Provided records:
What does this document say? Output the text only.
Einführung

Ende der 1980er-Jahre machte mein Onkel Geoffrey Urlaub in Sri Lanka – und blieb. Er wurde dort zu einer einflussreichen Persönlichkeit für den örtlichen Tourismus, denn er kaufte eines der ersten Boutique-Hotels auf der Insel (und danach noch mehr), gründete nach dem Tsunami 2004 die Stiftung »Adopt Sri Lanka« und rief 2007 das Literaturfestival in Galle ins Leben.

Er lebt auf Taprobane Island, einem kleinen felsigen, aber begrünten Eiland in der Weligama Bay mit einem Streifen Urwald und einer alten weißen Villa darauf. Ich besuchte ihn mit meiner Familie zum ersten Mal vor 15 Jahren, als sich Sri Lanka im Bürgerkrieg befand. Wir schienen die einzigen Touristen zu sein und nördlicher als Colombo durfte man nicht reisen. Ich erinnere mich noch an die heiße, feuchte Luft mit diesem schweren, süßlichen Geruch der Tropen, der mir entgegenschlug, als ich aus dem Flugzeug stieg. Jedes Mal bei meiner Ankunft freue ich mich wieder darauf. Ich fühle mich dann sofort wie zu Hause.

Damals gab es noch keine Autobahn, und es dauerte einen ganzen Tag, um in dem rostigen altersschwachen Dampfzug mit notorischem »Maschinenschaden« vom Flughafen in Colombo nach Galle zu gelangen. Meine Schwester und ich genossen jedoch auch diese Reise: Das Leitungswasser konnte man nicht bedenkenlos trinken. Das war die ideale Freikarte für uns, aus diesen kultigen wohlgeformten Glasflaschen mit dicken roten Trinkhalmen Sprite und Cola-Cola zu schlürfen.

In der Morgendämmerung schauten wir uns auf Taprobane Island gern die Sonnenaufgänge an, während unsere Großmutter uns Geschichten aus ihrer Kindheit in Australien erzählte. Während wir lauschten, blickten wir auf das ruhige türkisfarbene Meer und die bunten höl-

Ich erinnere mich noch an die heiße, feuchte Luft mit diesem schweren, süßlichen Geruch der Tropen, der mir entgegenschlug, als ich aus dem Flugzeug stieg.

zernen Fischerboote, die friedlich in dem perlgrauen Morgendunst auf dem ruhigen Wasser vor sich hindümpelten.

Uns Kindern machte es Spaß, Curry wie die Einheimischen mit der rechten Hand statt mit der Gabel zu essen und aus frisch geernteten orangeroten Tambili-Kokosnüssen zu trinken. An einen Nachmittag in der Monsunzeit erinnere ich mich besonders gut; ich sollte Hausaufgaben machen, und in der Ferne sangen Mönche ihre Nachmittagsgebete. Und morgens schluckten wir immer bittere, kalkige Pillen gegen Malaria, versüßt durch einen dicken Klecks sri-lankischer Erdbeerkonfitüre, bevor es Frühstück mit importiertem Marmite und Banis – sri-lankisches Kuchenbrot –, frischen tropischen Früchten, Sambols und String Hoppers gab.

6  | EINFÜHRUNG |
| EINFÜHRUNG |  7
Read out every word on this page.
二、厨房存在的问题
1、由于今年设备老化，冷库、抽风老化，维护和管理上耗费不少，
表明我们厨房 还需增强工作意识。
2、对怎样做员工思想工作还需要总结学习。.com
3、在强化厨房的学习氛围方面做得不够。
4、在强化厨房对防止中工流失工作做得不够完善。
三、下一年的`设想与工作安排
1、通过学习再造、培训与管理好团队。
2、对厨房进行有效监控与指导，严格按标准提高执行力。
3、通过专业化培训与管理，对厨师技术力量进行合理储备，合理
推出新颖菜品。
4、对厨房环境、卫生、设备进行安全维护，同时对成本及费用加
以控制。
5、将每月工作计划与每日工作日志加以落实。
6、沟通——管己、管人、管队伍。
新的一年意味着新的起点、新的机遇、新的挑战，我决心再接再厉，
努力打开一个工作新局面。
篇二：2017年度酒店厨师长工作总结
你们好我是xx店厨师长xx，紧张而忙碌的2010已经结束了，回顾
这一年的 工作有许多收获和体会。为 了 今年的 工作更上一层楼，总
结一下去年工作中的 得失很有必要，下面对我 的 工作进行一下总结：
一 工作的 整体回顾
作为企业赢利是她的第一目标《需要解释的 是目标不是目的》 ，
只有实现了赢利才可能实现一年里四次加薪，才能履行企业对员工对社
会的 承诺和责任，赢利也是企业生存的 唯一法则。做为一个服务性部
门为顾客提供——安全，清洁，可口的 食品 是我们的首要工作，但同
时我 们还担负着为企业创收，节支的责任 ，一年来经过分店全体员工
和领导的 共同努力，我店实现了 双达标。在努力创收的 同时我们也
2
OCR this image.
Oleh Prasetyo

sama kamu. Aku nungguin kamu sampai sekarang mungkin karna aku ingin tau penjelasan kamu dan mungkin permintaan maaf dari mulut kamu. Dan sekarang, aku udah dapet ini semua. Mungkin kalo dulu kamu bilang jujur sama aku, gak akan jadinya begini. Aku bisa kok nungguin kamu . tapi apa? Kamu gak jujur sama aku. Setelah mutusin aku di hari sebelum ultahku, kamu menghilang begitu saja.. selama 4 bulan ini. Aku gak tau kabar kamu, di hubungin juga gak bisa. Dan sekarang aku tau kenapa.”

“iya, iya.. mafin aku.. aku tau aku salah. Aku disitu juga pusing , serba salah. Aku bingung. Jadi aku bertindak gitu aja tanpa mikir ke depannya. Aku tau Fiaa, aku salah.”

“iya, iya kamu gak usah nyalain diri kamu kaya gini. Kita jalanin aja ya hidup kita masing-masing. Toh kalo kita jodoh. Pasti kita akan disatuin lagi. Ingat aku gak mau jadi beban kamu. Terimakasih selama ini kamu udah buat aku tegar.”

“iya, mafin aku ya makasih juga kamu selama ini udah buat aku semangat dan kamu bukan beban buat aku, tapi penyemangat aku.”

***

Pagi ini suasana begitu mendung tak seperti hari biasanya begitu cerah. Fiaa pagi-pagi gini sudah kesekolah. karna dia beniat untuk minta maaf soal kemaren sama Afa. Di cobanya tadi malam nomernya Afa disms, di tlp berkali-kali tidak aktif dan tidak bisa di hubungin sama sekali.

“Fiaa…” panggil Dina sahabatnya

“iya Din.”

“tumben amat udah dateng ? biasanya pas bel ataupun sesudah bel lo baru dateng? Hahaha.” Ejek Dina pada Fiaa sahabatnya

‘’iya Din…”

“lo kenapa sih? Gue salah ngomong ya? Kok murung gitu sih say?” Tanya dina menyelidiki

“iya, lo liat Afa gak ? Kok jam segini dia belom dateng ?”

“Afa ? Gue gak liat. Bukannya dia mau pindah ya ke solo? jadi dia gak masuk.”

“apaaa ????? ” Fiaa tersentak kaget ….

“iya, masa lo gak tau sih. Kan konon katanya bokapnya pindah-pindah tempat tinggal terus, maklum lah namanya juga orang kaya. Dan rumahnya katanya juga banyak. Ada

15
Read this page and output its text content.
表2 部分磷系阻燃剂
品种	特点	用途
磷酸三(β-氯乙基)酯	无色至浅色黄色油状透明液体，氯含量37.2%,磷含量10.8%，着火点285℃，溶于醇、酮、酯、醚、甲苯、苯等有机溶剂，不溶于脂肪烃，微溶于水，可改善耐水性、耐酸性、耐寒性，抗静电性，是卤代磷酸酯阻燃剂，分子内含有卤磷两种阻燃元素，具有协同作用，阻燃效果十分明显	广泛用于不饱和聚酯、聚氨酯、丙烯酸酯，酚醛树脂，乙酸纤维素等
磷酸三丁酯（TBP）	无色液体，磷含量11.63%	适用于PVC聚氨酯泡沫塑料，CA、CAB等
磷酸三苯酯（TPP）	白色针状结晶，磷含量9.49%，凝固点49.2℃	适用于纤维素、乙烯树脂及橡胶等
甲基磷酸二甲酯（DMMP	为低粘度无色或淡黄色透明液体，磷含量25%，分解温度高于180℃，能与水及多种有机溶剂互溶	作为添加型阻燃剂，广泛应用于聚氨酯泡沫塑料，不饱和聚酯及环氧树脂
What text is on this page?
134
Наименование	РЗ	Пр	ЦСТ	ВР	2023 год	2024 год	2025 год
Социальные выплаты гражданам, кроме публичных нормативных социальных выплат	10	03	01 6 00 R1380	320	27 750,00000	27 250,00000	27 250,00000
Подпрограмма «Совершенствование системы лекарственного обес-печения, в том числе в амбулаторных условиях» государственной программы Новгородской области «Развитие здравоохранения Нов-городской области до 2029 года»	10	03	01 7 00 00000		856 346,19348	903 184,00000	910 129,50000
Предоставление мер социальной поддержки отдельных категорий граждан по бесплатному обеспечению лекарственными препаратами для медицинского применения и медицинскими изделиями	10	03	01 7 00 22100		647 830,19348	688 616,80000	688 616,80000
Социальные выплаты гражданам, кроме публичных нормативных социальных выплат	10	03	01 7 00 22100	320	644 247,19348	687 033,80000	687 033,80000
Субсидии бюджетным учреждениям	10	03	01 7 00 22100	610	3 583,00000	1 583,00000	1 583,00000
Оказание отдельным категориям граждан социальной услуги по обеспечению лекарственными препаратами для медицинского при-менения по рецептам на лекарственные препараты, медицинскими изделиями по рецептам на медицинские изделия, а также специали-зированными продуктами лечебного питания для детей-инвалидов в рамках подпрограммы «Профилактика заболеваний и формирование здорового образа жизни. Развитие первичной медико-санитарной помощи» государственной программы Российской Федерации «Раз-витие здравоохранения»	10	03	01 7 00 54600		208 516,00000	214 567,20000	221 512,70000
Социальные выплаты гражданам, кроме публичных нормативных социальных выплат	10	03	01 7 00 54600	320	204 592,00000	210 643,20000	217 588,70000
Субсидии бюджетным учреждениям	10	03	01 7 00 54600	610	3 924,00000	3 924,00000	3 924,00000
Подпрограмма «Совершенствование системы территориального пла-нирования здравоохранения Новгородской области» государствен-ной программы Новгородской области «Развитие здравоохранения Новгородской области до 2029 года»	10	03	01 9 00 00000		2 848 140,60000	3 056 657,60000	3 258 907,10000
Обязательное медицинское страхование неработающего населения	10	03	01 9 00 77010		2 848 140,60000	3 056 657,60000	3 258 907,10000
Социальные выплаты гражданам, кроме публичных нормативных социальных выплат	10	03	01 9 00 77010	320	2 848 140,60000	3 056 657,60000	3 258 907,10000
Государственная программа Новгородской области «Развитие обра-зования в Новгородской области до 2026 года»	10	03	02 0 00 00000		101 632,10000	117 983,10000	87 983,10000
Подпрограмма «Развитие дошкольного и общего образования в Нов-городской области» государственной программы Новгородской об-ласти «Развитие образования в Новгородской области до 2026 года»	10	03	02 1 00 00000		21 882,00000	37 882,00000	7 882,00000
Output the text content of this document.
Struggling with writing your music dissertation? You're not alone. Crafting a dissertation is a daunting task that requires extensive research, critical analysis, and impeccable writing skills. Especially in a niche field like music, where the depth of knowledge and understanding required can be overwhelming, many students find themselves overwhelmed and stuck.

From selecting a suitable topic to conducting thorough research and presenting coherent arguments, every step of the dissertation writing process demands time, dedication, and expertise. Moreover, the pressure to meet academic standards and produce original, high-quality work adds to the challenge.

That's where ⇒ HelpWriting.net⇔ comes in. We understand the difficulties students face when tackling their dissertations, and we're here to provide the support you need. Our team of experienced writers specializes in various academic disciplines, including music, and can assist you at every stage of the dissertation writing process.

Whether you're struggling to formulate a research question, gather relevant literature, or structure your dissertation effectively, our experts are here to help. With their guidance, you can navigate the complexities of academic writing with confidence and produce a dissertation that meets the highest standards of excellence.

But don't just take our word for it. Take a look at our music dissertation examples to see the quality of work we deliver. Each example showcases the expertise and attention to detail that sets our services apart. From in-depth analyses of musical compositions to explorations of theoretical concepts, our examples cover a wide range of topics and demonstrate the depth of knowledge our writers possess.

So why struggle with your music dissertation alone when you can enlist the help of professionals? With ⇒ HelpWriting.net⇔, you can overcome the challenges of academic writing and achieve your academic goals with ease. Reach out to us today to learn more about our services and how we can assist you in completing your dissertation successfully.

Task brief: Go through the data above and find the lines with the word "süßlichen". Copy each of those lines.

Output for this exercise:
Er lebt auf Taprobane Island, einem kleinen felsigen, aber begrünten Eiland in der Weligama Bay mit einem Streifen Urwald und einer alten weißen Villa darauf. Ich besuchte ihn mit meiner Familie zum ersten Mal vor 15 Jahren, als sich Sri Lanka im Bürgerkrieg befand. Wir schienen die einzigen Touristen zu sein und nördlicher als Colombo durfte man nicht reisen. Ich erinnere mich noch an die heiße, feuchte Luft mit diesem schweren, süßlichen Geruch der Tropen, der mir entgegenschlug, als ich aus dem Flugzeug stieg. Jedes Mal bei meiner Ankunft freue ich mich wieder darauf. Ich fühle mich dann sofort wie zu Hause.
Ich erinnere mich noch an die heiße, feuchte Luft mit diesem schweren, süßlichen Geruch der Tropen, der mir entgegenschlug, als ich aus dem Flugzeug stieg.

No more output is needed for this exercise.